From the listing that follows, output everything exactly except the pictures.

— Begin Supplied information —

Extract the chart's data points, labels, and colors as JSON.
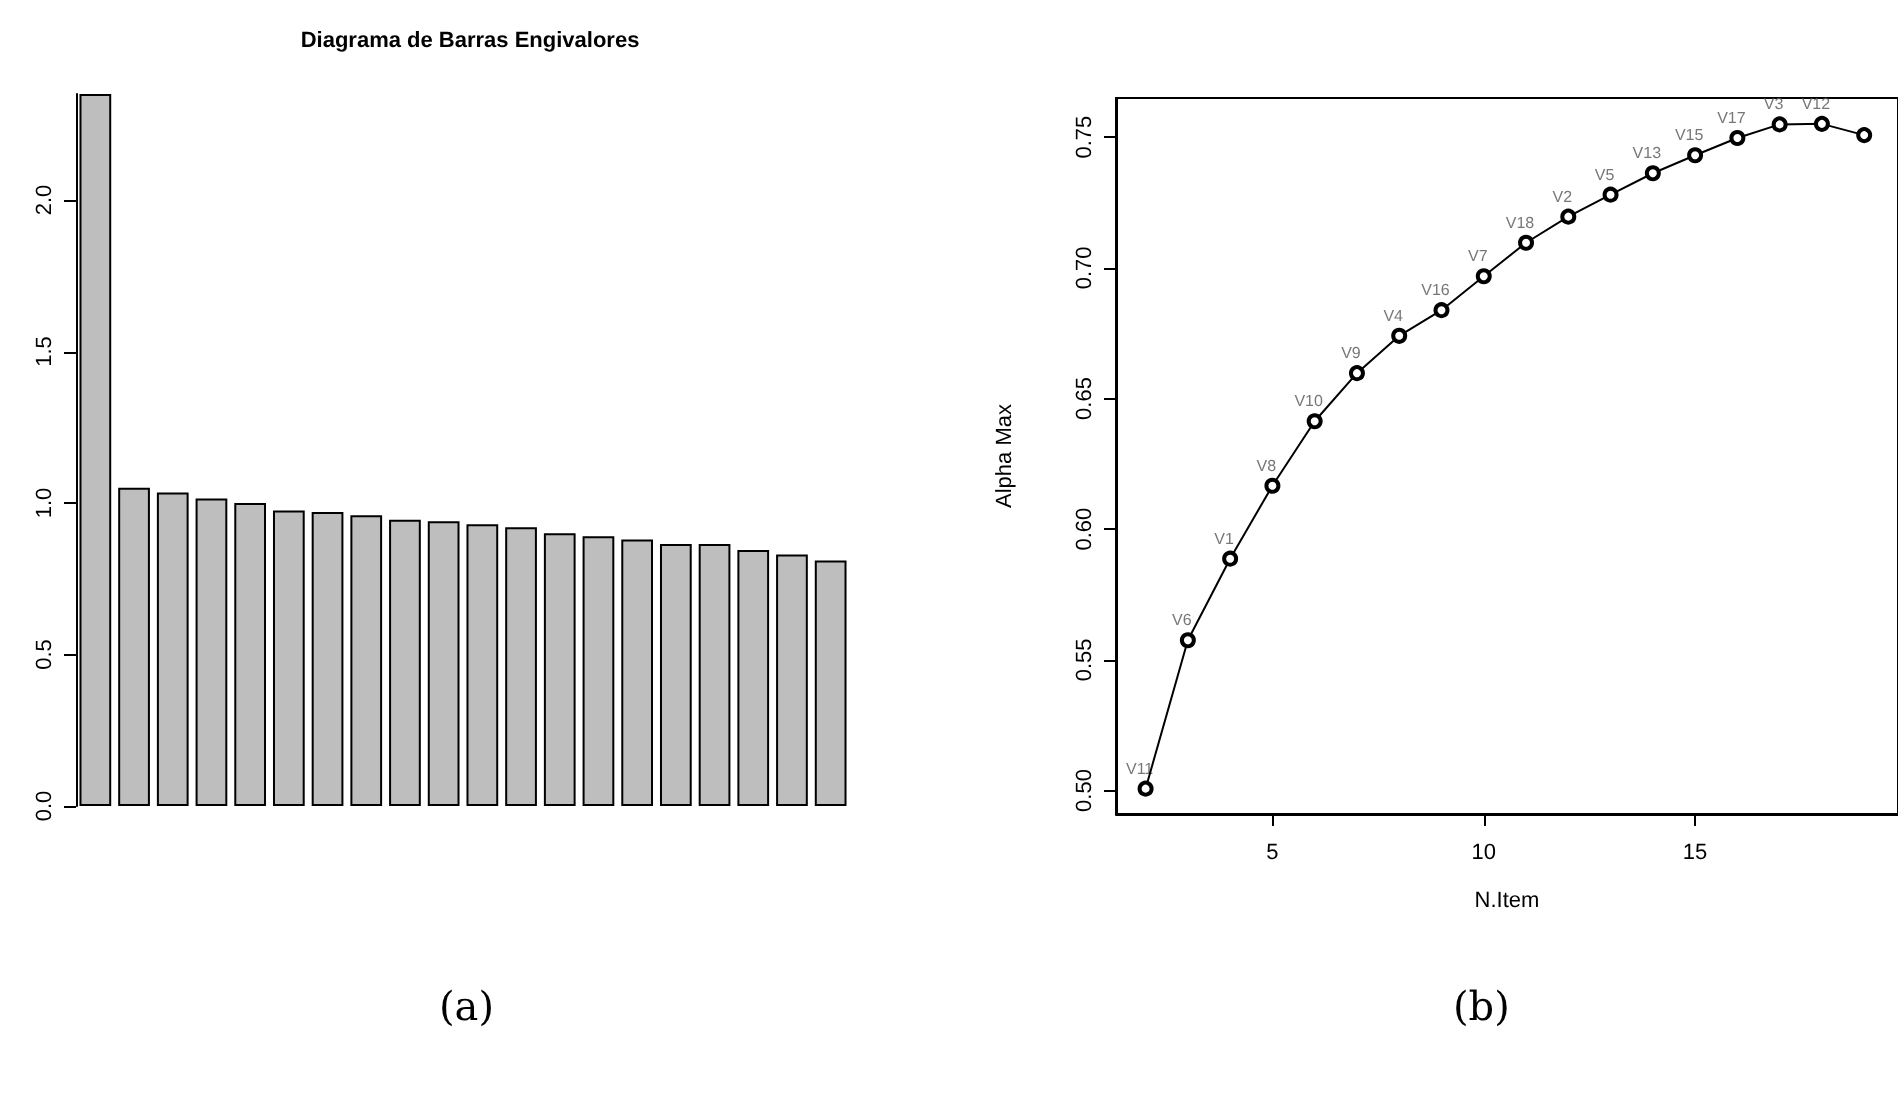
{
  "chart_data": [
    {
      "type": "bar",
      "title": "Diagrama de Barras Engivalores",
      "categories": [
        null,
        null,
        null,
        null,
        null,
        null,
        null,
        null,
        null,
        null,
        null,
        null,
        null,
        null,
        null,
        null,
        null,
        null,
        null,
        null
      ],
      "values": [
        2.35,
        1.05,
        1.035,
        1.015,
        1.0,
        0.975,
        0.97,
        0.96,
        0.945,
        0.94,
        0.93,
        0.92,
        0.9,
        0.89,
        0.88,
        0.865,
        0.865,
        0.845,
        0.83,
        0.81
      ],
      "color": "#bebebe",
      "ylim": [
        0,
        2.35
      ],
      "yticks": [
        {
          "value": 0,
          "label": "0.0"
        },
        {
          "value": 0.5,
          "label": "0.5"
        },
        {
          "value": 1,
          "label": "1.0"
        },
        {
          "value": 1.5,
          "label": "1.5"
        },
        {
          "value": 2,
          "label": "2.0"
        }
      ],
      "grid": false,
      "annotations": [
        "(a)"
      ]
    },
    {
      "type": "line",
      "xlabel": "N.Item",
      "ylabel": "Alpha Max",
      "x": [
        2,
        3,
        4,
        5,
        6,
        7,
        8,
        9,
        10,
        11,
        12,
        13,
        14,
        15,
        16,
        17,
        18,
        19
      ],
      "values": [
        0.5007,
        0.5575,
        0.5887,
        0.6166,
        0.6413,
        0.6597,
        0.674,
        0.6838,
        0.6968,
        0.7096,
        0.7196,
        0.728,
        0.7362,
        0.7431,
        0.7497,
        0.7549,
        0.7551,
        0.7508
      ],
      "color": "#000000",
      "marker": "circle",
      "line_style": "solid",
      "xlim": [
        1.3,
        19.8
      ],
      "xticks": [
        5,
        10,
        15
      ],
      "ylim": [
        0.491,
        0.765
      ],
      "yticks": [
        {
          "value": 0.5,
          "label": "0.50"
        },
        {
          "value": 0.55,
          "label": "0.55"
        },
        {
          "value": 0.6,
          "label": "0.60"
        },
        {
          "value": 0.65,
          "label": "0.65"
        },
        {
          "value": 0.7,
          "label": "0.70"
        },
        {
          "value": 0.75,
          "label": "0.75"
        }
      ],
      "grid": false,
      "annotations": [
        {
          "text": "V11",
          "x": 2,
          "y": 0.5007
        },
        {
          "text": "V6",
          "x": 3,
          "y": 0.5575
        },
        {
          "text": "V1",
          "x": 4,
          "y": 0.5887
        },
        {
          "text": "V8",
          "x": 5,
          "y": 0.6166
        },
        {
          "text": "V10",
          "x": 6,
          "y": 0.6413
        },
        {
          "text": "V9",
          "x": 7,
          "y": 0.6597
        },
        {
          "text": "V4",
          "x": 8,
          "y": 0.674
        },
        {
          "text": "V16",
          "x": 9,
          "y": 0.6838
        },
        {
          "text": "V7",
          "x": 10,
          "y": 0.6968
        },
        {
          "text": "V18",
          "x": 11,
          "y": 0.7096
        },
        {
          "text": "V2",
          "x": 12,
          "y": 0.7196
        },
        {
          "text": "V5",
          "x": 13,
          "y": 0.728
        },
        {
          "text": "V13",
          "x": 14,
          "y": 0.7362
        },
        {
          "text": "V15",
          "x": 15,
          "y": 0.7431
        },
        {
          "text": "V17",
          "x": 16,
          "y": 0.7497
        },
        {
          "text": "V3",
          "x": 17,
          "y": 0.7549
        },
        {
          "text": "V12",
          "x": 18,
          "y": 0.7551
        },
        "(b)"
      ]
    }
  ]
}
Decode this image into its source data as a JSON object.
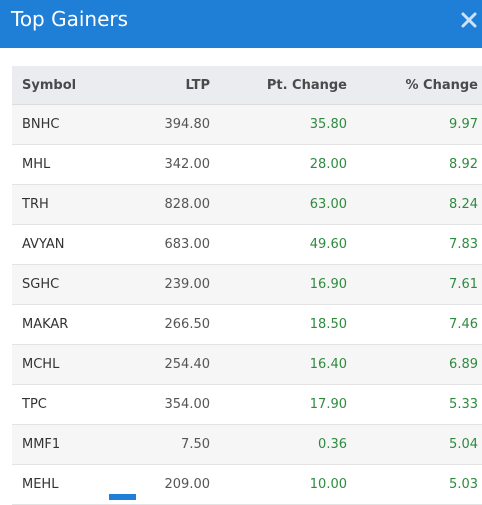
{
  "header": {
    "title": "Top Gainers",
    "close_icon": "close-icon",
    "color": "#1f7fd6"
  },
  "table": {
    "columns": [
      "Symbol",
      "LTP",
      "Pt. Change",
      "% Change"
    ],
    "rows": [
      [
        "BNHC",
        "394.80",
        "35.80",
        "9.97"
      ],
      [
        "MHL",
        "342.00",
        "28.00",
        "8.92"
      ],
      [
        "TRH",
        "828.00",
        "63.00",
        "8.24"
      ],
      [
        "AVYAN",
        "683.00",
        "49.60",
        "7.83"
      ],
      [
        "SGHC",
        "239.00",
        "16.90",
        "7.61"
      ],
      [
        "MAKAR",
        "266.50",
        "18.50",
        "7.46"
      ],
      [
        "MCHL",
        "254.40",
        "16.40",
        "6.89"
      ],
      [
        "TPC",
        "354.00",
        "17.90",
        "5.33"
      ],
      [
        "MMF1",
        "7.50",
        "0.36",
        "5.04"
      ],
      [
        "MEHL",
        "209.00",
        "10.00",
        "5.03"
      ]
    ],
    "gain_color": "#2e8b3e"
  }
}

— End Supplied information —

Output of the exercise:
Extract the chart's data points, labels, and colors as JSON.
{
  "chart_data": [
    {
      "type": "bar",
      "title": "Diagrama de Barras Engivalores",
      "categories": [
        null,
        null,
        null,
        null,
        null,
        null,
        null,
        null,
        null,
        null,
        null,
        null,
        null,
        null,
        null,
        null,
        null,
        null,
        null,
        null
      ],
      "values": [
        2.35,
        1.05,
        1.035,
        1.015,
        1.0,
        0.975,
        0.97,
        0.96,
        0.945,
        0.94,
        0.93,
        0.92,
        0.9,
        0.89,
        0.88,
        0.865,
        0.865,
        0.845,
        0.83,
        0.81
      ],
      "color": "#bebebe",
      "ylim": [
        0,
        2.35
      ],
      "yticks": [
        {
          "value": 0,
          "label": "0.0"
        },
        {
          "value": 0.5,
          "label": "0.5"
        },
        {
          "value": 1,
          "label": "1.0"
        },
        {
          "value": 1.5,
          "label": "1.5"
        },
        {
          "value": 2,
          "label": "2.0"
        }
      ],
      "grid": false,
      "annotations": [
        "(a)"
      ]
    },
    {
      "type": "line",
      "xlabel": "N.Item",
      "ylabel": "Alpha Max",
      "x": [
        2,
        3,
        4,
        5,
        6,
        7,
        8,
        9,
        10,
        11,
        12,
        13,
        14,
        15,
        16,
        17,
        18,
        19
      ],
      "values": [
        0.5007,
        0.5575,
        0.5887,
        0.6166,
        0.6413,
        0.6597,
        0.674,
        0.6838,
        0.6968,
        0.7096,
        0.7196,
        0.728,
        0.7362,
        0.7431,
        0.7497,
        0.7549,
        0.7551,
        0.7508
      ],
      "color": "#000000",
      "marker": "circle",
      "line_style": "solid",
      "xlim": [
        1.3,
        19.8
      ],
      "xticks": [
        5,
        10,
        15
      ],
      "ylim": [
        0.491,
        0.765
      ],
      "yticks": [
        {
          "value": 0.5,
          "label": "0.50"
        },
        {
          "value": 0.55,
          "label": "0.55"
        },
        {
          "value": 0.6,
          "label": "0.60"
        },
        {
          "value": 0.65,
          "label": "0.65"
        },
        {
          "value": 0.7,
          "label": "0.70"
        },
        {
          "value": 0.75,
          "label": "0.75"
        }
      ],
      "grid": false,
      "annotations": [
        {
          "text": "V11",
          "x": 2,
          "y": 0.5007
        },
        {
          "text": "V6",
          "x": 3,
          "y": 0.5575
        },
        {
          "text": "V1",
          "x": 4,
          "y": 0.5887
        },
        {
          "text": "V8",
          "x": 5,
          "y": 0.6166
        },
        {
          "text": "V10",
          "x": 6,
          "y": 0.6413
        },
        {
          "text": "V9",
          "x": 7,
          "y": 0.6597
        },
        {
          "text": "V4",
          "x": 8,
          "y": 0.674
        },
        {
          "text": "V16",
          "x": 9,
          "y": 0.6838
        },
        {
          "text": "V7",
          "x": 10,
          "y": 0.6968
        },
        {
          "text": "V18",
          "x": 11,
          "y": 0.7096
        },
        {
          "text": "V2",
          "x": 12,
          "y": 0.7196
        },
        {
          "text": "V5",
          "x": 13,
          "y": 0.728
        },
        {
          "text": "V13",
          "x": 14,
          "y": 0.7362
        },
        {
          "text": "V15",
          "x": 15,
          "y": 0.7431
        },
        {
          "text": "V17",
          "x": 16,
          "y": 0.7497
        },
        {
          "text": "V3",
          "x": 17,
          "y": 0.7549
        },
        {
          "text": "V12",
          "x": 18,
          "y": 0.7551
        },
        "(b)"
      ]
    }
  ]
}
Decode this image into its source data as a JSON object.
{
  "header": {
    "title": "Top Gainers",
    "close_icon": "close-icon",
    "color": "#1f7fd6"
  },
  "table": {
    "columns": [
      "Symbol",
      "LTP",
      "Pt. Change",
      "% Change"
    ],
    "rows": [
      [
        "BNHC",
        "394.80",
        "35.80",
        "9.97"
      ],
      [
        "MHL",
        "342.00",
        "28.00",
        "8.92"
      ],
      [
        "TRH",
        "828.00",
        "63.00",
        "8.24"
      ],
      [
        "AVYAN",
        "683.00",
        "49.60",
        "7.83"
      ],
      [
        "SGHC",
        "239.00",
        "16.90",
        "7.61"
      ],
      [
        "MAKAR",
        "266.50",
        "18.50",
        "7.46"
      ],
      [
        "MCHL",
        "254.40",
        "16.40",
        "6.89"
      ],
      [
        "TPC",
        "354.00",
        "17.90",
        "5.33"
      ],
      [
        "MMF1",
        "7.50",
        "0.36",
        "5.04"
      ],
      [
        "MEHL",
        "209.00",
        "10.00",
        "5.03"
      ]
    ],
    "gain_color": "#2e8b3e"
  }
}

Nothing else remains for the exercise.